** start **
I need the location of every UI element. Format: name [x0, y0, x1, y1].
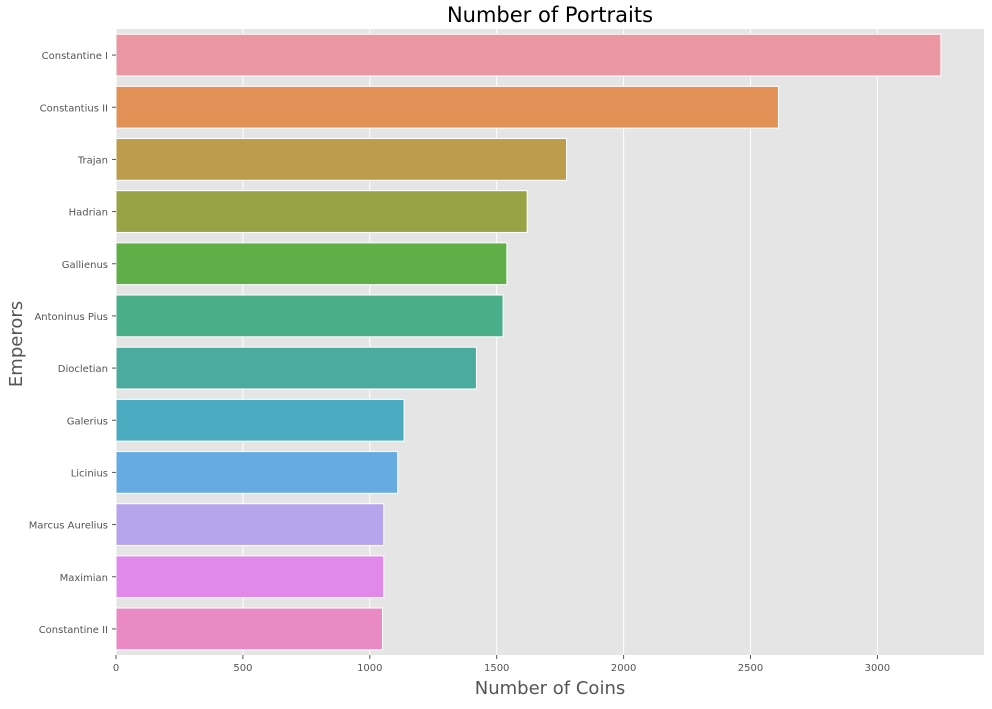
x-tick-label: 500	[233, 663, 252, 674]
x-axis-label: Number of Coins	[475, 678, 625, 699]
y-tick-label: Galerius	[67, 416, 108, 427]
y-tick-label: Licinius	[71, 468, 108, 479]
bar	[115, 242, 508, 286]
bar	[115, 190, 528, 233]
bar	[115, 555, 385, 599]
y-tick-label: Constantine I	[42, 51, 108, 62]
x-tick-label: 3000	[865, 663, 890, 674]
y-tick-label: Marcus Aurelius	[29, 521, 108, 532]
bar	[115, 294, 504, 338]
bars	[115, 33, 942, 651]
y-tick-label: Diocletian	[58, 364, 108, 375]
x-axis-ticks: 0 500 1000 1500 2000 2500 3000	[113, 655, 890, 674]
y-tick-label: Maximian	[60, 573, 108, 584]
y-axis-label: Emperors	[6, 301, 27, 387]
x-tick-label: 0	[113, 663, 119, 674]
y-tick-label: Trajan	[77, 155, 108, 166]
y-tick-label: Hadrian	[69, 208, 108, 219]
bar	[115, 451, 399, 494]
chart-title: Number of Portraits	[447, 3, 653, 27]
bar	[115, 398, 405, 442]
gridlines	[115, 29, 878, 655]
bar	[115, 138, 567, 181]
y-tick-label: Gallienus	[62, 260, 108, 271]
y-tick-label: Constantine II	[39, 625, 108, 636]
y-tick-label: Constantius II	[40, 103, 108, 114]
x-tick-label: 2500	[738, 663, 763, 674]
y-axis-ticks: Constantine I Constantius II Trajan Hadrian…	[29, 51, 116, 636]
plot-area	[116, 29, 984, 655]
bar	[115, 85, 779, 129]
bar	[115, 346, 477, 390]
y-tick-label: Antoninus Pius	[34, 312, 108, 323]
x-tick-label: 2000	[611, 663, 636, 674]
bar	[115, 503, 385, 546]
x-tick-label: 1000	[357, 663, 382, 674]
x-tick-label: 1500	[484, 663, 509, 674]
bar	[115, 33, 942, 77]
bar	[115, 607, 383, 651]
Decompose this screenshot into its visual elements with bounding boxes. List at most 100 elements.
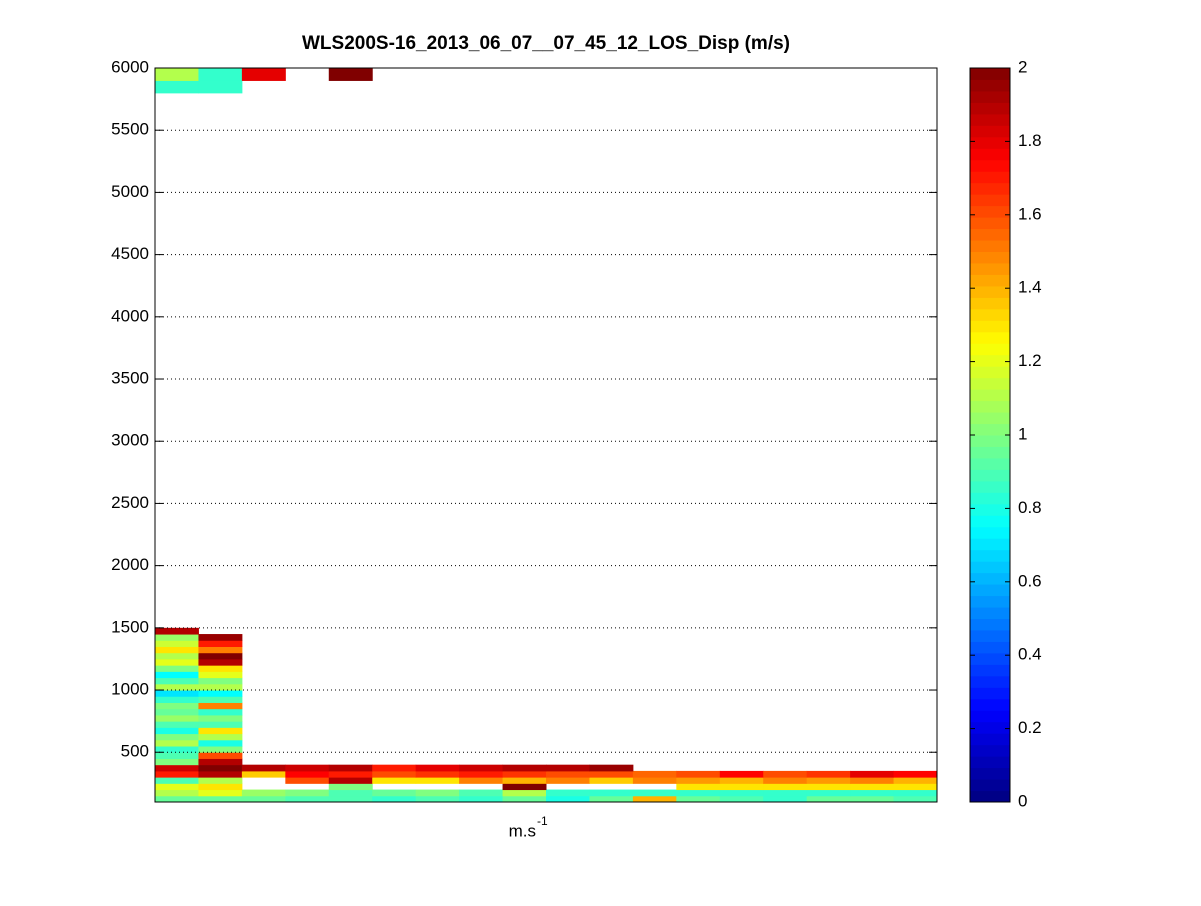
colorbar-swatch [970,217,1010,230]
cell [155,665,199,672]
cell [155,68,199,81]
cell [415,777,460,784]
cell [502,789,547,797]
cell [502,764,547,772]
cell [155,683,199,691]
colorbar-swatch [970,515,1010,528]
cell [155,789,199,797]
colorbar-swatch [970,446,1010,459]
cell [155,646,199,654]
cell [155,721,199,728]
colorbar-swatch [970,366,1010,379]
colorbar-swatch [970,113,1010,126]
cell [806,770,851,778]
colorbar-swatch [970,549,1010,562]
colorbar-swatch [970,251,1010,264]
colorbar-swatch [970,148,1010,161]
cell [850,795,895,803]
cell [328,795,373,803]
colorbar-swatch [970,503,1010,516]
cell [198,683,243,691]
cell [155,640,199,647]
cell [155,690,199,697]
colorbar-swatch [970,698,1010,711]
cell [372,789,417,797]
y-tick-label: 3500 [111,369,149,388]
colorbar-swatch [970,125,1010,138]
cell [546,789,590,797]
cell [285,777,330,784]
cell [328,789,373,797]
colorbar-swatch [970,412,1010,425]
cell [372,795,417,803]
colorbar-swatch [970,664,1010,677]
colorbar-swatch [970,331,1010,344]
cell [155,733,199,741]
cell [285,789,330,797]
colorbar-swatch [970,721,1010,734]
plot-frame [154,67,938,803]
colorbar-tick-label: 1.2 [1018,351,1042,370]
colorbar-tick-label: 0.2 [1018,718,1042,737]
cell [198,752,243,759]
colorbar-swatch [970,457,1010,470]
x-axis-label: m.s [509,821,536,840]
cell [589,764,634,772]
cell [546,770,590,778]
cell [198,677,243,685]
cell [502,770,547,778]
cell [893,777,938,784]
cell [676,789,721,797]
cell [198,708,243,716]
cell [198,746,243,753]
cell [459,789,504,797]
cell [415,764,460,772]
cell [198,733,243,741]
cell [502,783,547,791]
colorbar-swatch [970,171,1010,184]
cell [155,708,199,716]
cell [850,783,895,791]
colorbar-tick-label: 0 [1018,791,1027,810]
cell [893,795,938,803]
colorbar-swatch [970,480,1010,493]
cell [632,770,677,778]
y-tick-label: 5000 [111,182,149,201]
cell [676,795,721,803]
cell [198,696,243,703]
cells [155,68,938,803]
colorbar-swatch [970,710,1010,723]
cell [198,783,243,791]
cell [328,68,373,81]
colorbar-swatch [970,561,1010,574]
colorbar-swatch [970,400,1010,413]
colorbar-swatch [970,90,1010,103]
cell [198,764,243,772]
colorbar-swatch [970,767,1010,780]
cell [155,777,199,784]
cell [285,764,330,772]
cell [459,764,504,772]
cell [155,783,199,791]
cell [372,770,417,778]
cell [719,777,764,784]
y-tick-label: 1000 [111,680,149,699]
y-tick-label: 5500 [111,120,149,139]
cell [155,714,199,722]
colorbar-tick-label: 1 [1018,424,1027,443]
cell [589,789,634,797]
colorbar-swatch [970,182,1010,195]
cell [372,764,417,772]
cell [372,777,417,784]
cell [589,777,634,784]
colorbar-swatch [970,595,1010,608]
cell [763,783,808,791]
cell [198,795,243,803]
y-tick-label: 3000 [111,431,149,450]
colorbar-swatch [970,641,1010,654]
cell [806,777,851,784]
cell [198,690,243,697]
colorbar-swatch [970,538,1010,551]
colorbar-swatch [970,423,1010,436]
cell [198,770,243,778]
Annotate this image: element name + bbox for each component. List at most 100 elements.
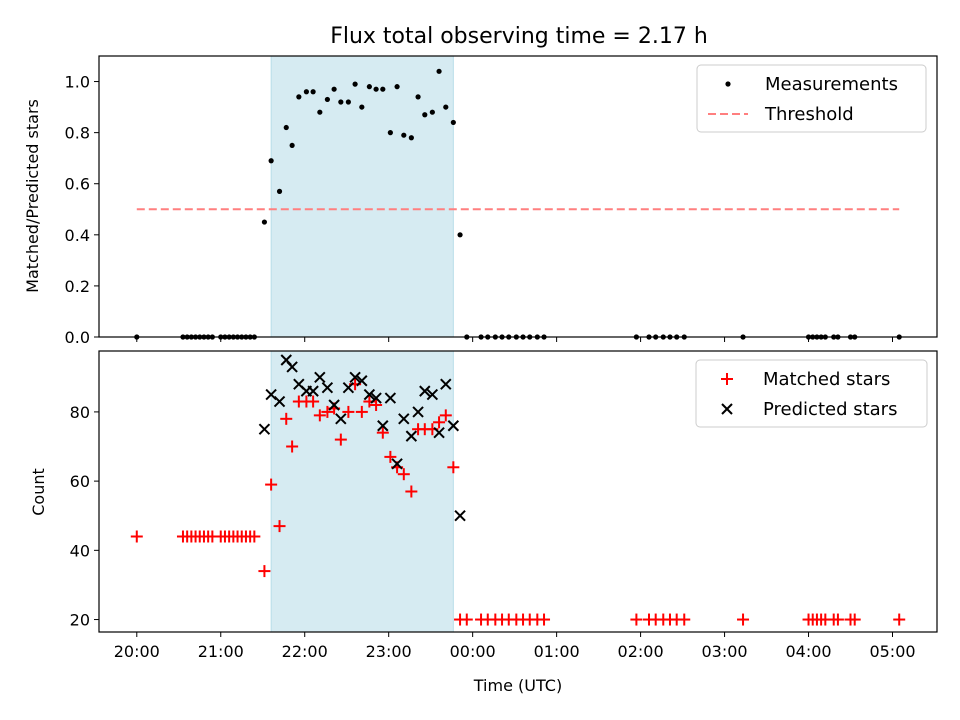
- measurements-point: [317, 109, 323, 115]
- matched-stars-point: [307, 395, 320, 408]
- measurements-point: [394, 84, 400, 90]
- predicted-stars-point: [412, 406, 424, 418]
- predicted-stars-point: [377, 420, 389, 432]
- predicted-stars-point: [384, 392, 397, 404]
- bottom-y-tick-label: 40: [70, 541, 90, 560]
- matched-stars-point: [248, 530, 261, 543]
- bottom-axes-frame: [98, 350, 938, 633]
- measurements-point: [331, 86, 337, 92]
- bottom-y-axis-label: Count: [29, 468, 48, 516]
- predicted-stars-point: [356, 375, 368, 387]
- measurements-point: [268, 158, 274, 164]
- matched-stars-point: [678, 613, 691, 626]
- measurements-point: [276, 188, 283, 194]
- matched-stars-point: [258, 565, 271, 578]
- predicted-stars-point: [440, 378, 452, 390]
- matched-stars-point: [376, 426, 389, 439]
- top-y-tick-label: 0.0: [65, 328, 90, 347]
- matched-stars-point: [630, 613, 643, 626]
- predicted-stars-point: [342, 381, 355, 394]
- measurements-point: [401, 132, 407, 138]
- top-y-tick-label: 1.0: [65, 73, 90, 92]
- legend-predicted-label: Predicted stars: [763, 399, 897, 420]
- bottom-y-ticks: 20 40 60 80: [70, 403, 99, 630]
- bottom-y-tick-label: 80: [70, 403, 90, 422]
- predicted-stars-point: [405, 430, 418, 442]
- matched-stars-point: [130, 530, 143, 543]
- matched-stars-point: [370, 398, 383, 411]
- x-tick-label: 22:00: [282, 642, 328, 661]
- top-panel: 0.0 0.2 0.4 0.6 0.8 1.0 Matched/Predicted sta…: [23, 55, 938, 347]
- predicted-stars-point: [454, 510, 466, 522]
- top-y-axis-label: Matched/Predicted stars: [23, 99, 42, 293]
- measurements-point: [373, 86, 379, 92]
- measurements-point: [310, 89, 316, 95]
- top-legend: Measurements Threshold: [696, 64, 927, 133]
- legend-predicted-marker: [721, 403, 733, 415]
- measurements-point: [408, 135, 414, 141]
- matched-stars-point: [405, 485, 418, 498]
- measurements-point: [415, 94, 421, 100]
- legend-threshold-label: Threshold: [764, 104, 854, 125]
- matched-stars-point: [384, 450, 397, 463]
- bottom-x-ticks: 20:00 21:00 22:00 23:00 00:00 01:00 02:00 03:00…: [114, 632, 916, 661]
- top-y-tick-label: 0.4: [65, 226, 90, 245]
- matched-stars-point: [447, 461, 460, 474]
- matched-stars-point: [286, 440, 299, 453]
- top-y-tick-label: 0.6: [65, 175, 90, 194]
- x-tick-label: 01:00: [534, 642, 580, 661]
- measurements-point: [457, 232, 463, 238]
- bottom-panel: 20 40 60 80 20:00 21:00 22:00 23:00 00:00 01:00 0…: [29, 350, 938, 695]
- measurements-point: [429, 109, 435, 115]
- top-y-tick-label: 0.8: [65, 124, 90, 143]
- bottom-legend: Matched stars Predicted stars: [695, 359, 928, 428]
- top-y-tick-label: 0.2: [65, 277, 90, 296]
- bottom-x-axis-label: Time (UTC): [473, 676, 562, 695]
- bottom-legend-box: [695, 359, 928, 428]
- bottom-y-tick-label: 20: [70, 611, 90, 630]
- predicted-stars-point: [363, 388, 376, 401]
- x-tick-label: 20:00: [114, 642, 160, 661]
- matched-stars-point: [280, 412, 293, 425]
- predicted-stars-point: [335, 413, 347, 425]
- measurements-point: [436, 68, 442, 74]
- matched-stars-point: [538, 613, 551, 626]
- measurements-point: [289, 142, 295, 149]
- predicted-stars-point: [265, 388, 277, 401]
- measurements-point: [324, 96, 330, 103]
- measurements-point: [345, 99, 351, 105]
- measurements-point: [387, 130, 393, 136]
- matched-stars-point: [848, 613, 861, 626]
- matched-stars-point: [831, 613, 844, 626]
- matched-stars-point: [265, 478, 278, 491]
- predicted-stars-point: [433, 426, 445, 439]
- predicted-stars-point: [447, 420, 460, 432]
- predicted-stars-point: [370, 392, 382, 404]
- figure-title: Flux total observing time = 2.17 h: [330, 24, 708, 49]
- matched-stars-point: [342, 405, 355, 418]
- x-tick-label: 04:00: [785, 642, 831, 661]
- predicted-stars-point: [273, 395, 286, 408]
- matched-stars-point: [313, 409, 326, 422]
- x-tick-label: 21:00: [198, 642, 244, 661]
- top-axes-frame: [98, 55, 938, 338]
- bottom-y-tick-label: 60: [70, 472, 90, 491]
- x-tick-label: 02:00: [618, 642, 664, 661]
- measurements-point: [366, 84, 372, 90]
- measurements-point: [296, 94, 302, 100]
- legend-matched-marker: [721, 373, 733, 385]
- predicted-stars-point: [328, 399, 340, 411]
- top-y-ticks: 0.0 0.2 0.4 0.6 0.8 1.0: [65, 73, 99, 347]
- predicted-stars-point: [419, 385, 431, 397]
- x-tick-label: 05:00: [869, 642, 915, 661]
- matched-stars-point: [334, 433, 347, 446]
- matched-stars-point: [433, 416, 446, 429]
- measurements-point: [261, 219, 268, 225]
- measurements-point: [422, 112, 428, 118]
- measurements-point: [443, 104, 449, 110]
- matched-stars-point: [460, 613, 473, 626]
- predicted-stars-point: [258, 423, 271, 435]
- legend-measurements-marker: [725, 81, 731, 87]
- predicted-stars-point: [398, 413, 410, 425]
** end **
-- Task directions --
List the lines from the one containing "colorbar-swatch [970,217,1010,230]" through the one containing "colorbar-swatch [970,412,1010,425]", both included, as a numbered list with blank lines omitted.

-- Complete answer --
1. colorbar-swatch [970,217,1010,230]
2. cell [155,665,199,672]
3. cell [155,68,199,81]
4. cell [415,777,460,784]
5. cell [502,789,547,797]
6. cell [502,764,547,772]
7. cell [155,683,199,691]
8. colorbar-swatch [970,515,1010,528]
9. cell [155,789,199,797]
10. colorbar-swatch [970,446,1010,459]
11. cell [155,646,199,654]
12. cell [155,721,199,728]
13. colorbar-swatch [970,366,1010,379]
14. colorbar-swatch [970,113,1010,126]
15. cell [806,770,851,778]
16. colorbar-swatch [970,549,1010,562]
17. colorbar-swatch [970,251,1010,264]
18. colorbar-swatch [970,148,1010,161]
19. cell [850,795,895,803]
20. cell [328,795,373,803]
21. colorbar-swatch [970,503,1010,516]
22. cell [198,683,243,691]
23. cell [155,640,199,647]
24. cell [155,690,199,697]
25. colorbar-swatch [970,698,1010,711]
26. cell [372,789,417,797]
27. y-tick-label: 3500 [111,369,149,388]
28. colorbar-swatch [970,125,1010,138]
29. cell [546,789,590,797]
30. cell [285,777,330,784]
31. cell [328,789,373,797]
32. colorbar-swatch [970,412,1010,425]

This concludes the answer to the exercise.